**Aim of the exercise**
Select from the data all lines with the word "διψώδης".

[Dataset records]
□ □ □
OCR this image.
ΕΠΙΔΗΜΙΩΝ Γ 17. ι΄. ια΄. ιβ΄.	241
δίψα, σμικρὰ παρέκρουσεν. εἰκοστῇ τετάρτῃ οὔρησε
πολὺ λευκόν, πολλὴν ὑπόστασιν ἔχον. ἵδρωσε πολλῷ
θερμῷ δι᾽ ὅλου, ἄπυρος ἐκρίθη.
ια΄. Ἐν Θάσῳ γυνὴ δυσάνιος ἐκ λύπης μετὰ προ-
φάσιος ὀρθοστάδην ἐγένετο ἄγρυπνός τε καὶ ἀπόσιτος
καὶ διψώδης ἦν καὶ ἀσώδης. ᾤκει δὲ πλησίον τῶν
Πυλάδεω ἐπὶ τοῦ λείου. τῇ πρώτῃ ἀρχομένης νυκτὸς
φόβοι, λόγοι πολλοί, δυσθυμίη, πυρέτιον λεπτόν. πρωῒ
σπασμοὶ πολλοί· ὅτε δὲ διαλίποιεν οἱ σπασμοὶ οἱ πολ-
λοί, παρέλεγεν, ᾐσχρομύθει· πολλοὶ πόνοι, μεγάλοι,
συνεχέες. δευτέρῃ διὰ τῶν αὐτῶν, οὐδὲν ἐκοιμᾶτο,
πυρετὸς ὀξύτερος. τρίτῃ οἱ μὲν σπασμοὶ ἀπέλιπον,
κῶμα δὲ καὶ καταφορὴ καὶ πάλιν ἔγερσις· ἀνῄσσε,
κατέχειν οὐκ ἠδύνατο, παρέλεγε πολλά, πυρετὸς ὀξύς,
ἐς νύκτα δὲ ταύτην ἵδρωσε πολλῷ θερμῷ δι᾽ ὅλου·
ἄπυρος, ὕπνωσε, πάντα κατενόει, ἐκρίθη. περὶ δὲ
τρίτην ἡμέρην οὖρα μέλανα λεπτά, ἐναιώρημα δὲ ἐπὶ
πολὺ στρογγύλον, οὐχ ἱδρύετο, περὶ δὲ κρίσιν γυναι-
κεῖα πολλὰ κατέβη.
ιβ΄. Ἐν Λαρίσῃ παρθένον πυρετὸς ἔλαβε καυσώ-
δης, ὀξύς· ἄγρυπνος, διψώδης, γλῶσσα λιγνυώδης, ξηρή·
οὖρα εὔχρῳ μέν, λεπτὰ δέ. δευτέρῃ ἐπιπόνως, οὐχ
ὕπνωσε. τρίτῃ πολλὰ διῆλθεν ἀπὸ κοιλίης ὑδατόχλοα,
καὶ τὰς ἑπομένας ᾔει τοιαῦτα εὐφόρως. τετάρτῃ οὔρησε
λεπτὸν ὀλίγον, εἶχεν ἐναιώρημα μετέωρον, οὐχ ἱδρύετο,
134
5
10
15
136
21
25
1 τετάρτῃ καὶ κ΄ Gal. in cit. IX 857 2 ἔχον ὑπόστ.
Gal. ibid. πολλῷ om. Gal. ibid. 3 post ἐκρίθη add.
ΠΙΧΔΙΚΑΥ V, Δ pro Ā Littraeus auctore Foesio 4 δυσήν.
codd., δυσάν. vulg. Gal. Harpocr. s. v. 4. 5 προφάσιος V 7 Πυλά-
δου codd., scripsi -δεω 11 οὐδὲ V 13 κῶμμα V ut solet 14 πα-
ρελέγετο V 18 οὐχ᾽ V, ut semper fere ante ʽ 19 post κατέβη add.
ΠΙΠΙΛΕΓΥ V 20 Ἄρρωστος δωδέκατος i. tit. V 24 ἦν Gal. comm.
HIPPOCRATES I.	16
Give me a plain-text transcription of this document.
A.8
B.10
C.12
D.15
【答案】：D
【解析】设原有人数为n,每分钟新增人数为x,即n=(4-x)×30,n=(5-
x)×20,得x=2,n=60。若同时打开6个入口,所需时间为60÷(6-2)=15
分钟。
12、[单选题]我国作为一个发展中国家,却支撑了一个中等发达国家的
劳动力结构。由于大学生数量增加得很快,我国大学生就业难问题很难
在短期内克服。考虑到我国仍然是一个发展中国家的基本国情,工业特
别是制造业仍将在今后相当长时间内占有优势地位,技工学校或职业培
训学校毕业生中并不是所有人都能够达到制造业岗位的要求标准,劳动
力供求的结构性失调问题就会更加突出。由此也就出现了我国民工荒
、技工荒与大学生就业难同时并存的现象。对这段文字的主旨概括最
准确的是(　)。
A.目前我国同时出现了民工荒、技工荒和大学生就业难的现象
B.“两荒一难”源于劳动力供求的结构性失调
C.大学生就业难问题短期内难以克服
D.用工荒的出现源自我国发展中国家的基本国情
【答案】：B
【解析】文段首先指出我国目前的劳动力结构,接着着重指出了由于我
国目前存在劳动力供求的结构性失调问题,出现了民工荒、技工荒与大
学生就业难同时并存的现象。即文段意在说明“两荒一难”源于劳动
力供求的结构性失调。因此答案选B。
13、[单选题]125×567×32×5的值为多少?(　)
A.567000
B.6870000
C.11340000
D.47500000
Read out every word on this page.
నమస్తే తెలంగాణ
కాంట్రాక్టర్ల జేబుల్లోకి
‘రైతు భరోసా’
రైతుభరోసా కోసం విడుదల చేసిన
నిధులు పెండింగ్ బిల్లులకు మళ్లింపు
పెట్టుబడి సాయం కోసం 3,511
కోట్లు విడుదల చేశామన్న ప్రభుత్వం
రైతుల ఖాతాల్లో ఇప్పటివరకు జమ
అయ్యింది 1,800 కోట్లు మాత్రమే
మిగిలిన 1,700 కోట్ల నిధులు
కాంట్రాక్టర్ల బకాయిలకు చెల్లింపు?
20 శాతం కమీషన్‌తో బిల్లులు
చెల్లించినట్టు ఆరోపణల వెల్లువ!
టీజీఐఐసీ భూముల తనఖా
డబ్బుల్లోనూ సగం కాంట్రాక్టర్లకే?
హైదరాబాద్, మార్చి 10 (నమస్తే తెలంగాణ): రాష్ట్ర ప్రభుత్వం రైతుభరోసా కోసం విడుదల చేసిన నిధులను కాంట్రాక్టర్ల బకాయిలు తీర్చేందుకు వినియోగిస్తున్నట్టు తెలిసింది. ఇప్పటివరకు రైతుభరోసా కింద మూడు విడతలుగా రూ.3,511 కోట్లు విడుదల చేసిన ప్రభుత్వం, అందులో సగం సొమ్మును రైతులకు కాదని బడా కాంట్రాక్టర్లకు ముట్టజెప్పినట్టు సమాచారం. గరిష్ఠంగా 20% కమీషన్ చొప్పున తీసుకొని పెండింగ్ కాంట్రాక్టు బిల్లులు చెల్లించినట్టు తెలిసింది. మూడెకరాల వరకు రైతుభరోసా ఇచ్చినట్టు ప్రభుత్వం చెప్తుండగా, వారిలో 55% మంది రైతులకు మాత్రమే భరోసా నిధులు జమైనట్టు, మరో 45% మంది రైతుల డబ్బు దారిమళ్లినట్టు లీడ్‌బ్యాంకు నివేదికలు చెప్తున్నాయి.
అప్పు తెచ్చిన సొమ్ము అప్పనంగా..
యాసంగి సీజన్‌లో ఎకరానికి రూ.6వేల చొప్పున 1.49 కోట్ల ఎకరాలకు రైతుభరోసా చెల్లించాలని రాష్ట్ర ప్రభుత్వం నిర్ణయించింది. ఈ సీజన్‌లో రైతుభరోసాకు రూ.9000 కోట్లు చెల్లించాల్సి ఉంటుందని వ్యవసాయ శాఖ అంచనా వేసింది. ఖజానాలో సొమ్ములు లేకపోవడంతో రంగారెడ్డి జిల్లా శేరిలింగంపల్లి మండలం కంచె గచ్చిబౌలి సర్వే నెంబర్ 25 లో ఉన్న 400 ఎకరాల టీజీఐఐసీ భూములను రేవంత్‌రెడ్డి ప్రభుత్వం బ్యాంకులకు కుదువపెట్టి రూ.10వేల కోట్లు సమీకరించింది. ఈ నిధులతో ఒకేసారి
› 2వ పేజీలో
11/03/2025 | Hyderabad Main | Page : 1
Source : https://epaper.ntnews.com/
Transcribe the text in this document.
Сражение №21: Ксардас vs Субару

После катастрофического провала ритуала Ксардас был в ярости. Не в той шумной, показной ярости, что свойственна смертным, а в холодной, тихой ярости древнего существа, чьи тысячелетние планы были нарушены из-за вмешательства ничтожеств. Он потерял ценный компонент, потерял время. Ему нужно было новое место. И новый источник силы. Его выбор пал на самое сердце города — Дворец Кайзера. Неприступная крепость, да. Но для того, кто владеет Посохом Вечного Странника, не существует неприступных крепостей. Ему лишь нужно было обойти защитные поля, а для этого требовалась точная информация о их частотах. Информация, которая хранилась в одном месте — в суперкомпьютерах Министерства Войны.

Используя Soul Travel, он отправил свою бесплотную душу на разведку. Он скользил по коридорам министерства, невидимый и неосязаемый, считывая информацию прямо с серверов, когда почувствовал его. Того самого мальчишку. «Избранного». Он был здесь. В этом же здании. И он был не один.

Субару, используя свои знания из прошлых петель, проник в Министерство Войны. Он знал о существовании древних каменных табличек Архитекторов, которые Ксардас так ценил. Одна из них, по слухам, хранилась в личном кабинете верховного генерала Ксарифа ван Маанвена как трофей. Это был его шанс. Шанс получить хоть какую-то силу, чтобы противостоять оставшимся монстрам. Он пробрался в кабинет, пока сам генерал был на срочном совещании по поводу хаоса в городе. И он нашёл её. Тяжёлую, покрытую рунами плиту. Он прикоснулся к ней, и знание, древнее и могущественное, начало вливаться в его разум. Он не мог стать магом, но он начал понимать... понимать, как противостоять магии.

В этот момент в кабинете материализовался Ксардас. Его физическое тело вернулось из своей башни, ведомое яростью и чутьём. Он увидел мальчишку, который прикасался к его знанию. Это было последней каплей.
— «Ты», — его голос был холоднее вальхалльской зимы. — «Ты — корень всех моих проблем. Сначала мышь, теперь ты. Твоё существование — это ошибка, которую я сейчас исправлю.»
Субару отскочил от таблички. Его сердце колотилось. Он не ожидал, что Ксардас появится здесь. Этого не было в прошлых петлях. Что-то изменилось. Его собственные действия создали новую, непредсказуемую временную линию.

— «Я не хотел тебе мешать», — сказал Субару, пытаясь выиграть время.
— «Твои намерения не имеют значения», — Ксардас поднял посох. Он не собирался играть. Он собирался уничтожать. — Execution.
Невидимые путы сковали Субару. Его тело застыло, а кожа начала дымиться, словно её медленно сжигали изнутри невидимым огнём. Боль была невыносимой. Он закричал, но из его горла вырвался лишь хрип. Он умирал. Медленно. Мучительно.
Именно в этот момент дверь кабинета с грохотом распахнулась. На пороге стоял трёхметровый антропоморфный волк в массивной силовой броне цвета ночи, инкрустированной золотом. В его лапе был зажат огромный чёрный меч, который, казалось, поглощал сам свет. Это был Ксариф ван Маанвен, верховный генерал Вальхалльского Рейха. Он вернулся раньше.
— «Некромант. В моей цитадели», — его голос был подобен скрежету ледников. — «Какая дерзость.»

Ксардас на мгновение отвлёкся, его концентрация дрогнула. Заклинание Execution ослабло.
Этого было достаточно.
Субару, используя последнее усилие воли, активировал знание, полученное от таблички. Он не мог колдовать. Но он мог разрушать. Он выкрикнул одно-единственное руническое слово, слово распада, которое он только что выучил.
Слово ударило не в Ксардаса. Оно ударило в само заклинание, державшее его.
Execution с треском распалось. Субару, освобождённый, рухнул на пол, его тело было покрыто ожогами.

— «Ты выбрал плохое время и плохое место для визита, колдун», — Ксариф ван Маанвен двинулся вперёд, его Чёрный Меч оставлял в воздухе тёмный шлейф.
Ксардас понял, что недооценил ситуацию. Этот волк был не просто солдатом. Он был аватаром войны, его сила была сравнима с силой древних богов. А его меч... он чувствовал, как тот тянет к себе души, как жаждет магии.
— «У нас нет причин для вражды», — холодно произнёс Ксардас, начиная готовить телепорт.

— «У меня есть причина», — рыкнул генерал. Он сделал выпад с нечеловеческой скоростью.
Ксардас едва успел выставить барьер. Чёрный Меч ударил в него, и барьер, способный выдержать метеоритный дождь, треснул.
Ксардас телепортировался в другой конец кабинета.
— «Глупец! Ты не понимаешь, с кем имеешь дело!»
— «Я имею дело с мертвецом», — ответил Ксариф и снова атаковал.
□ □ □
**Exercise result**
καὶ διψώδης ἦν καὶ ἀσώδης. ᾤκει δὲ πλησίον τῶν
δης, ὀξύς· ἄγρυπνος, διψώδης, γλῶσσα λιγνυώδης, ξηρή·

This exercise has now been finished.